- WHAT TO WORK ON
Repeat the listing below in full, exactly as it stands.

- RAW DATA
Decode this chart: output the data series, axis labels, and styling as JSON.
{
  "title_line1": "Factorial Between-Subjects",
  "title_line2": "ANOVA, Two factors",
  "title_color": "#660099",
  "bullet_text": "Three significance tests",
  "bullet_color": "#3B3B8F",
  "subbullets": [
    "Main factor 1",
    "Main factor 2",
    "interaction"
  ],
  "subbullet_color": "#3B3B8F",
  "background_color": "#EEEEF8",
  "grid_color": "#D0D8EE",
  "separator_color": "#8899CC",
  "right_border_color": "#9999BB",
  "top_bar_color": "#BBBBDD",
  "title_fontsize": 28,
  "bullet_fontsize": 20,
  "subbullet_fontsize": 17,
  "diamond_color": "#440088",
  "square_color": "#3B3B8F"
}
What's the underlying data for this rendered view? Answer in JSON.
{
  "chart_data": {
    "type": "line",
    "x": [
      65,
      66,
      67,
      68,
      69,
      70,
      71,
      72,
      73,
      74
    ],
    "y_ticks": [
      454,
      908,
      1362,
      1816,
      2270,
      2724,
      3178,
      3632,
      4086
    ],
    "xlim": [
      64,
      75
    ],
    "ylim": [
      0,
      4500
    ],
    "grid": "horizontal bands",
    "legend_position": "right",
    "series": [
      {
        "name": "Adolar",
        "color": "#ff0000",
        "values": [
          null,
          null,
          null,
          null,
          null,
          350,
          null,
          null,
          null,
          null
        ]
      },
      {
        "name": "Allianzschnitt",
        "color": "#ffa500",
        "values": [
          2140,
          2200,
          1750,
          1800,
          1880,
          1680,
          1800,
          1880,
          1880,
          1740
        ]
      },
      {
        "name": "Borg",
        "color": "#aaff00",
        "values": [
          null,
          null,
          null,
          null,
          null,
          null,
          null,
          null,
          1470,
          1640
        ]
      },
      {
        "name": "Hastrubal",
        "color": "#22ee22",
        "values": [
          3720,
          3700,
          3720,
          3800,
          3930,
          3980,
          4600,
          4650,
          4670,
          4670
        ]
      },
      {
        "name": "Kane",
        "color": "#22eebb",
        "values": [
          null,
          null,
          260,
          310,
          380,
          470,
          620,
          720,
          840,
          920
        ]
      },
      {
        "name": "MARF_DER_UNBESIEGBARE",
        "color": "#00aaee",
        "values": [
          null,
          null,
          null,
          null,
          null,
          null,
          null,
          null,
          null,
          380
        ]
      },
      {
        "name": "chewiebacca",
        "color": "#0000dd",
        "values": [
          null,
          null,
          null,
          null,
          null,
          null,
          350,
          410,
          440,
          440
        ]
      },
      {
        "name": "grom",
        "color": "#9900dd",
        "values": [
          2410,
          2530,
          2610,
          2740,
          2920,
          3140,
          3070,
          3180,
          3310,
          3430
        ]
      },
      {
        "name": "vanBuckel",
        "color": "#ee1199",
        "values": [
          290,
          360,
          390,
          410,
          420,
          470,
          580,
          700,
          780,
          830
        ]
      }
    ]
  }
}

- FINAL RESULT
Decode this chart: output the data series, axis labels, and styling as JSON.
{
  "title_line1": "Factorial Between-Subjects",
  "title_line2": "ANOVA, Two factors",
  "title_color": "#660099",
  "bullet_text": "Three significance tests",
  "bullet_color": "#3B3B8F",
  "subbullets": [
    "Main factor 1",
    "Main factor 2",
    "interaction"
  ],
  "subbullet_color": "#3B3B8F",
  "background_color": "#EEEEF8",
  "grid_color": "#D0D8EE",
  "separator_color": "#8899CC",
  "right_border_color": "#9999BB",
  "top_bar_color": "#BBBBDD",
  "title_fontsize": 28,
  "bullet_fontsize": 20,
  "subbullet_fontsize": 17,
  "diamond_color": "#440088",
  "square_color": "#3B3B8F"
}
What's the underlying data for this rendered view? Answer in JSON.
{
  "chart_data": {
    "type": "line",
    "x": [
      65,
      66,
      67,
      68,
      69,
      70,
      71,
      72,
      73,
      74
    ],
    "y_ticks": [
      454,
      908,
      1362,
      1816,
      2270,
      2724,
      3178,
      3632,
      4086
    ],
    "xlim": [
      64,
      75
    ],
    "ylim": [
      0,
      4500
    ],
    "grid": "horizontal bands",
    "legend_position": "right",
    "series": [
      {
        "name": "Adolar",
        "color": "#ff0000",
        "values": [
          null,
          null,
          null,
          null,
          null,
          350,
          null,
          null,
          null,
          null
        ]
      },
      {
        "name": "Allianzschnitt",
        "color": "#ffa500",
        "values": [
          2140,
          2200,
          1750,
          1800,
          1880,
          1680,
          1800,
          1880,
          1880,
          1740
        ]
      },
      {
        "name": "Borg",
        "color": "#aaff00",
        "values": [
          null,
          null,
          null,
          null,
          null,
          null,
          null,
          null,
          1470,
          1640
        ]
      },
      {
        "name": "Hastrubal",
        "color": "#22ee22",
        "values": [
          3720,
          3700,
          3720,
          3800,
          3930,
          3980,
          4600,
          4650,
          4670,
          4670
        ]
      },
      {
        "name": "Kane",
        "color": "#22eebb",
        "values": [
          null,
          null,
          260,
          310,
          380,
          470,
          620,
          720,
          840,
          920
        ]
      },
      {
        "name": "MARF_DER_UNBESIEGBARE",
        "color": "#00aaee",
        "values": [
          null,
          null,
          null,
          null,
          null,
          null,
          null,
          null,
          null,
          380
        ]
      },
      {
        "name": "chewiebacca",
        "color": "#0000dd",
        "values": [
          null,
          null,
          null,
          null,
          null,
          null,
          350,
          410,
          440,
          440
        ]
      },
      {
        "name": "grom",
        "color": "#9900dd",
        "values": [
          2410,
          2530,
          2610,
          2740,
          2920,
          3140,
          3070,
          3180,
          3310,
          3430
        ]
      },
      {
        "name": "vanBuckel",
        "color": "#ee1199",
        "values": [
          290,
          360,
          390,
          410,
          420,
          470,
          580,
          700,
          780,
          830
        ]
      }
    ]
  }
}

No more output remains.